## WHAT IS ASKED
Copy each line below in which the string "delta" occurs.

## DATA PROVIDED
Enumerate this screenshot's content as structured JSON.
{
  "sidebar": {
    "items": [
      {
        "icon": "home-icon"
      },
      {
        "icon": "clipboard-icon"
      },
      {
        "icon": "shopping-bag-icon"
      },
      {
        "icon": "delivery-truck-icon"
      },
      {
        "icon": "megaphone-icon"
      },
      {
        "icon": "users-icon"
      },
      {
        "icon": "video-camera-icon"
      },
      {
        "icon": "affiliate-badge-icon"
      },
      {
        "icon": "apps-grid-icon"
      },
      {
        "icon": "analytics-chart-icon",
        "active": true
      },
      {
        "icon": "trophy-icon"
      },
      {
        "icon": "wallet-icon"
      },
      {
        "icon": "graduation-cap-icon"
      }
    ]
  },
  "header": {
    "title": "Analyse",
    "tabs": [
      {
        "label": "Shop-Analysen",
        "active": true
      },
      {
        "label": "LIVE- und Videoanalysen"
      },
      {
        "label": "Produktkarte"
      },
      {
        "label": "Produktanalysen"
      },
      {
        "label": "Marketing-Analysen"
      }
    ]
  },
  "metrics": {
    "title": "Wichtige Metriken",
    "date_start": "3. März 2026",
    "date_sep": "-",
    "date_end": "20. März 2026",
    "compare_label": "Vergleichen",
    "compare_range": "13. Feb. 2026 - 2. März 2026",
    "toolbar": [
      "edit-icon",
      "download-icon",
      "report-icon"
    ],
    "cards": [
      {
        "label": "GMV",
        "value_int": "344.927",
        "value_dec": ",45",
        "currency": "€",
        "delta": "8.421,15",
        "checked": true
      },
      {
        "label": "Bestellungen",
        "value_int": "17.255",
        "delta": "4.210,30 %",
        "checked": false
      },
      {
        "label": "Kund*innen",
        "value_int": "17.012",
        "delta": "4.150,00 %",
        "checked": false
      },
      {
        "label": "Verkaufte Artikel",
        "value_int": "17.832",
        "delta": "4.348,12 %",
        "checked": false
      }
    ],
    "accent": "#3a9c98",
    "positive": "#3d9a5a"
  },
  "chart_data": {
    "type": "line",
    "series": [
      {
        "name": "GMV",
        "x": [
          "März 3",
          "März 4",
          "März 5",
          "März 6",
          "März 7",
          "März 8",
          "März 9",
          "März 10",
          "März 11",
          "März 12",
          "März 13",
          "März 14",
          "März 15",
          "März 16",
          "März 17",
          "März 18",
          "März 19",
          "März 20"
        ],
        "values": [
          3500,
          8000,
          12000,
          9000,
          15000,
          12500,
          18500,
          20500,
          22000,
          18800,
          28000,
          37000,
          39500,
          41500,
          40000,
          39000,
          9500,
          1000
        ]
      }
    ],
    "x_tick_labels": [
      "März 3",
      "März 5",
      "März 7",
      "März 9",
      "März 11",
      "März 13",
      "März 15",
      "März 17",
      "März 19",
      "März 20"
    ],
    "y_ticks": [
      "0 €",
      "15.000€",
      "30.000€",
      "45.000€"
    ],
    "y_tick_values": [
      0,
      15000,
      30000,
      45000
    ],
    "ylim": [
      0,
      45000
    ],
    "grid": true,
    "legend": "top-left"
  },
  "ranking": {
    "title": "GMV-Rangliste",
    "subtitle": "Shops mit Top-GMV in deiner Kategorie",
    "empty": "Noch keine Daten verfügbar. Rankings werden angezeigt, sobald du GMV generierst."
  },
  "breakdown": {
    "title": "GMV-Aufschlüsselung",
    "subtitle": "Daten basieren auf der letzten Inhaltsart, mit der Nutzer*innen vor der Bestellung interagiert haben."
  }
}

## RESPONSE BELOW
        "delta": "8.421,15",
        "delta": "4.210,30 %",
        "delta": "4.150,00 %",
        "delta": "4.348,12 %",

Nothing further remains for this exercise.